Given exercise:
Return the records, each one exactly as written.

* * * * * * *

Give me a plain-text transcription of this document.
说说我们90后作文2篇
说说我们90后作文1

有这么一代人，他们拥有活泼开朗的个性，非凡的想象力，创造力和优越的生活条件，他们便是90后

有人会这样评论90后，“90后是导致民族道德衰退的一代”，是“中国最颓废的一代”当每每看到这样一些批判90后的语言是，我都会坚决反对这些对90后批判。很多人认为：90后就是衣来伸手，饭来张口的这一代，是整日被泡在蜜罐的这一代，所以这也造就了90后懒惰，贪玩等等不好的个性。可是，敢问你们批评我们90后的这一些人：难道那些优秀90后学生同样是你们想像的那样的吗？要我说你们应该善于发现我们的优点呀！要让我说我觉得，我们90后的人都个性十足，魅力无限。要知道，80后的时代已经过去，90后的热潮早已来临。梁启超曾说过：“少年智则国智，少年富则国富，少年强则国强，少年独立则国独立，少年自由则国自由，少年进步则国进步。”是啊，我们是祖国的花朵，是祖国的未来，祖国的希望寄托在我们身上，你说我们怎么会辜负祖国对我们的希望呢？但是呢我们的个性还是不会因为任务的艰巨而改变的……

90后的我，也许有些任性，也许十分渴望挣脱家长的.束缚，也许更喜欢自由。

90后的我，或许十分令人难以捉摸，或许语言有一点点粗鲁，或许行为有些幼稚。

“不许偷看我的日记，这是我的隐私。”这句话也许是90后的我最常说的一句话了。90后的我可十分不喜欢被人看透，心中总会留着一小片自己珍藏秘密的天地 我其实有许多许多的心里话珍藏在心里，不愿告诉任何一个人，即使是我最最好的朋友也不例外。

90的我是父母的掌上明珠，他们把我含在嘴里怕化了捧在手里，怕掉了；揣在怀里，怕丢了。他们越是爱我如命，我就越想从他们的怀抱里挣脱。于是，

* * * * * * *

Result:
Give me a plain-text transcription of this document.
说说我们90后作文2篇
说说我们90后作文1

有这么一代人，他们拥有活泼开朗的个性，非凡的想象力，创造力和优越的生活条件，他们便是90后

有人会这样评论90后，“90后是导致民族道德衰退的一代”，是“中国最颓废的一代”当每每看到这样一些批判90后的语言是，我都会坚决反对这些对90后批判。很多人认为：90后就是衣来伸手，饭来张口的这一代，是整日被泡在蜜罐的这一代，所以这也造就了90后懒惰，贪玩等等不好的个性。可是，敢问你们批评我们90后的这一些人：难道那些优秀90后学生同样是你们想像的那样的吗？要我说你们应该善于发现我们的优点呀！要让我说我觉得，我们90后的人都个性十足，魅力无限。要知道，80后的时代已经过去，90后的热潮早已来临。梁启超曾说过：“少年智则国智，少年富则国富，少年强则国强，少年独立则国独立，少年自由则国自由，少年进步则国进步。”是啊，我们是祖国的花朵，是祖国的未来，祖国的希望寄托在我们身上，你说我们怎么会辜负祖国对我们的希望呢？但是呢我们的个性还是不会因为任务的艰巨而改变的……

90后的我，也许有些任性，也许十分渴望挣脱家长的.束缚，也许更喜欢自由。

90后的我，或许十分令人难以捉摸，或许语言有一点点粗鲁，或许行为有些幼稚。

“不许偷看我的日记，这是我的隐私。”这句话也许是90后的我最常说的一句话了。90后的我可十分不喜欢被人看透，心中总会留着一小片自己珍藏秘密的天地 我其实有许多许多的心里话珍藏在心里，不愿告诉任何一个人，即使是我最最好的朋友也不例外。

90的我是父母的掌上明珠，他们把我含在嘴里怕化了捧在手里，怕掉了；揣在怀里，怕丢了。他们越是爱我如命，我就越想从他们的怀抱里挣脱。于是，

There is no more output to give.